Wherever the word "canvas" turns up in a line of the entries, copy that line.

-- Start of THE INPUT --

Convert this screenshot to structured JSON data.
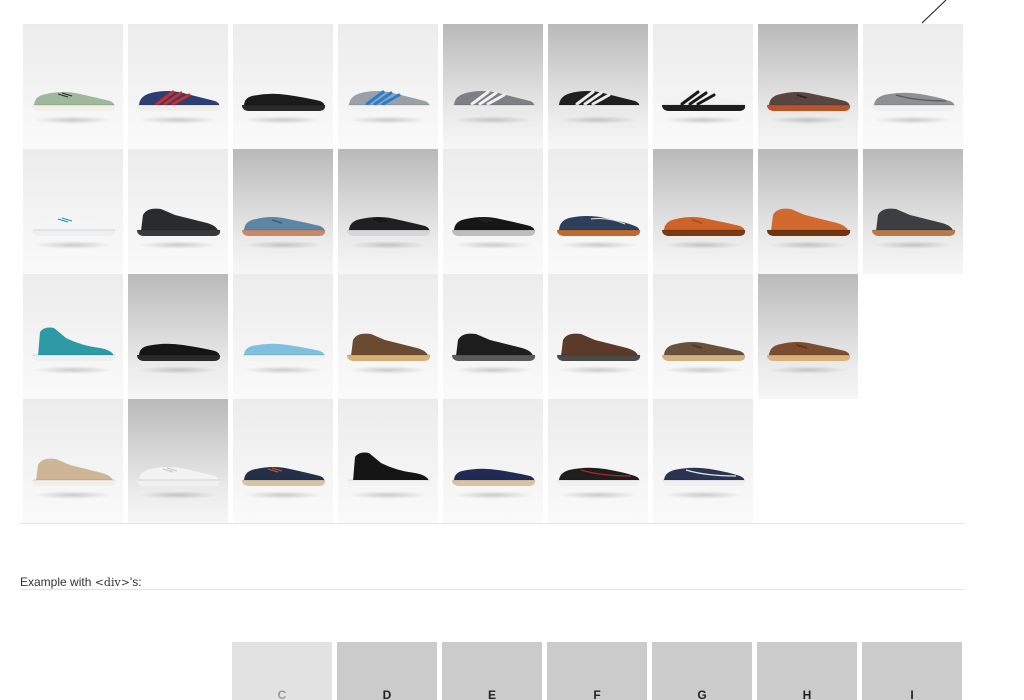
{
  "colors": {
    "tile_bg": "#e6e6e6",
    "div_box_bg": "#cbcbcb",
    "div_box_faded_bg": "#e2e2e2",
    "rule": "#e4e4e4"
  },
  "shoe_grid": {
    "rows": [
      [
        {
          "name": "shoe-sage-canvas-sneaker",
          "tone": "light",
          "upper": "#9fb89c",
          "sole": "#f2efe6",
          "accent": "#2b2b2b",
          "style": "lowtop"
        },
        {
          "name": "shoe-navy-red-runner",
          "tone": "light",
          "upper": "#2d3e70",
          "sole": "#efeee8",
          "accent": "#d22b2b",
          "style": "runner"
        },
        {
          "name": "shoe-black-slipon",
          "tone": "light",
          "upper": "#1b1b1b",
          "sole": "#2a2a2a",
          "accent": "#111111",
          "style": "slipon"
        },
        {
          "name": "shoe-blue-grey-trainer",
          "tone": "light",
          "upper": "#9aa0a6",
          "sole": "#f3f3f3",
          "accent": "#1f7fd8",
          "style": "runner"
        },
        {
          "name": "shoe-grey-white-runner",
          "tone": "dark",
          "upper": "#7d7f82",
          "sole": "#e9e9e9",
          "accent": "#f2f2f2",
          "style": "runner"
        },
        {
          "name": "shoe-black-white-runner",
          "tone": "dark",
          "upper": "#1f1f1f",
          "sole": "#e9e9e9",
          "accent": "#ededed",
          "style": "runner"
        },
        {
          "name": "shoe-white-black-runner",
          "tone": "light",
          "upper": "#f2f2f2",
          "sole": "#1e1e1e",
          "accent": "#1a1a1a",
          "style": "runner"
        },
        {
          "name": "shoe-brown-black-oxford",
          "tone": "dark",
          "upper": "#5a4540",
          "sole": "#b9542a",
          "accent": "#222222",
          "style": "oxford"
        },
        {
          "name": "shoe-grey-boat-shoe",
          "tone": "light",
          "upper": "#8e9092",
          "sole": "#f0f0f0",
          "accent": "#5a5a5a",
          "style": "boat"
        }
      ],
      [
        {
          "name": "shoe-white-canvas-sneaker",
          "tone": "light",
          "upper": "#f4f5f7",
          "sole": "#f0f0f0",
          "accent": "#1b8fb0",
          "style": "lowtop"
        },
        {
          "name": "shoe-black-chukka",
          "tone": "light",
          "upper": "#2a2b2d",
          "sole": "#3a3a3a",
          "accent": "#1b1b1b",
          "style": "chukka"
        },
        {
          "name": "shoe-blue-suede-derby",
          "tone": "dark",
          "upper": "#5d86a6",
          "sole": "#c38b6a",
          "accent": "#3c5e78",
          "style": "oxford"
        },
        {
          "name": "shoe-black-leather-sneaker",
          "tone": "dark",
          "upper": "#202022",
          "sole": "#d6d6d6",
          "accent": "#0e0e0e",
          "style": "lowtop"
        },
        {
          "name": "shoe-black-canvas-sneaker",
          "tone": "light",
          "upper": "#161616",
          "sole": "#bdbdbd",
          "accent": "#2a2a2a",
          "style": "lowtop"
        },
        {
          "name": "shoe-navy-moccasin",
          "tone": "light",
          "upper": "#2e3f5c",
          "sole": "#c06a2e",
          "accent": "#e7e7e7",
          "style": "moc"
        },
        {
          "name": "shoe-tan-leather-derby",
          "tone": "dark",
          "upper": "#d0632a",
          "sole": "#7a3a16",
          "accent": "#a44a1c",
          "style": "oxford"
        },
        {
          "name": "shoe-tan-leather-chukka",
          "tone": "dark",
          "upper": "#d26a2f",
          "sole": "#6e3513",
          "accent": "#9f4a1b",
          "style": "chukka"
        },
        {
          "name": "shoe-grey-suede-chukka",
          "tone": "dark",
          "upper": "#3c3e42",
          "sole": "#b57a4b",
          "accent": "#2a2a2a",
          "style": "chukka"
        }
      ],
      [
        {
          "name": "shoe-teal-hitop",
          "tone": "light",
          "upper": "#2d9aa6",
          "sole": "#efefef",
          "accent": "#1c6a73",
          "style": "hitop"
        },
        {
          "name": "shoe-black-slipon-yellow",
          "tone": "dark",
          "upper": "#151515",
          "sole": "#2a2a2a",
          "accent": "#c8c13a",
          "style": "slipon"
        },
        {
          "name": "shoe-lightblue-slipon",
          "tone": "light",
          "upper": "#7ec0de",
          "sole": "#f2f2f2",
          "accent": "#4a9ac2",
          "style": "slipon"
        },
        {
          "name": "shoe-brown-desert-boot",
          "tone": "light",
          "upper": "#6b4a32",
          "sole": "#d8b074",
          "accent": "#4d3322",
          "style": "chukka"
        },
        {
          "name": "shoe-black-desert-boot",
          "tone": "light",
          "upper": "#1e1e1e",
          "sole": "#5a5a5a",
          "accent": "#0d0d0d",
          "style": "chukka"
        },
        {
          "name": "shoe-darkbrown-desert-boot",
          "tone": "light",
          "upper": "#5b3a2a",
          "sole": "#4a4a4a",
          "accent": "#3a2418",
          "style": "chukka"
        },
        {
          "name": "shoe-brown-suede-derby",
          "tone": "light",
          "upper": "#6a513b",
          "sole": "#d0b17e",
          "accent": "#4a3626",
          "style": "oxford"
        },
        {
          "name": "shoe-brown-leather-derby",
          "tone": "dark",
          "upper": "#7c4c30",
          "sole": "#d9b27a",
          "accent": "#5a321d",
          "style": "oxford"
        },
        {
          "name": "empty",
          "tone": "empty"
        }
      ],
      [
        {
          "name": "shoe-khaki-midtop",
          "tone": "light",
          "upper": "#cdb595",
          "sole": "#f2efe8",
          "accent": "#a88f70",
          "style": "chukka"
        },
        {
          "name": "shoe-white-canvas-lowtop",
          "tone": "dark",
          "upper": "#f3f3f4",
          "sole": "#f0f0f0",
          "accent": "#c6c6c6",
          "style": "lowtop"
        },
        {
          "name": "shoe-navy-plimsoll",
          "tone": "light",
          "upper": "#24304a",
          "sole": "#d9c3a7",
          "accent": "#c2622a",
          "style": "lowtop"
        },
        {
          "name": "shoe-black-hitop-sneaker",
          "tone": "light",
          "upper": "#151515",
          "sole": "#f3f3f3",
          "accent": "#eaeaea",
          "style": "hitop"
        },
        {
          "name": "shoe-navy-espadrille",
          "tone": "light",
          "upper": "#1f2b55",
          "sole": "#d9c3a3",
          "accent": "#131c3a",
          "style": "slipon"
        },
        {
          "name": "shoe-black-red-boat-shoe",
          "tone": "light",
          "upper": "#1e1e1e",
          "sole": "#f0f0f0",
          "accent": "#b62222",
          "style": "boat"
        },
        {
          "name": "shoe-navy-white-boat-shoe",
          "tone": "light",
          "upper": "#2a3352",
          "sole": "#f0f0f0",
          "accent": "#e6e6e6",
          "style": "boat"
        },
        {
          "name": "empty",
          "tone": "empty"
        },
        {
          "name": "empty",
          "tone": "empty"
        }
      ]
    ]
  },
  "example": {
    "prefix": "Example with ",
    "code": "<div>",
    "suffix": "'s:"
  },
  "div_boxes": [
    {
      "label": "C",
      "faded": true
    },
    {
      "label": "D",
      "faded": false
    },
    {
      "label": "E",
      "faded": false
    },
    {
      "label": "F",
      "faded": false
    },
    {
      "label": "G",
      "faded": false
    },
    {
      "label": "H",
      "faded": false
    },
    {
      "label": "I",
      "faded": false
    }
  ]
}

-- End of THE INPUT --

● TASK RESULT
          "name": "shoe-sage-canvas-sneaker",
          "name": "shoe-white-canvas-sneaker",
          "name": "shoe-black-canvas-sneaker",
          "name": "shoe-white-canvas-lowtop",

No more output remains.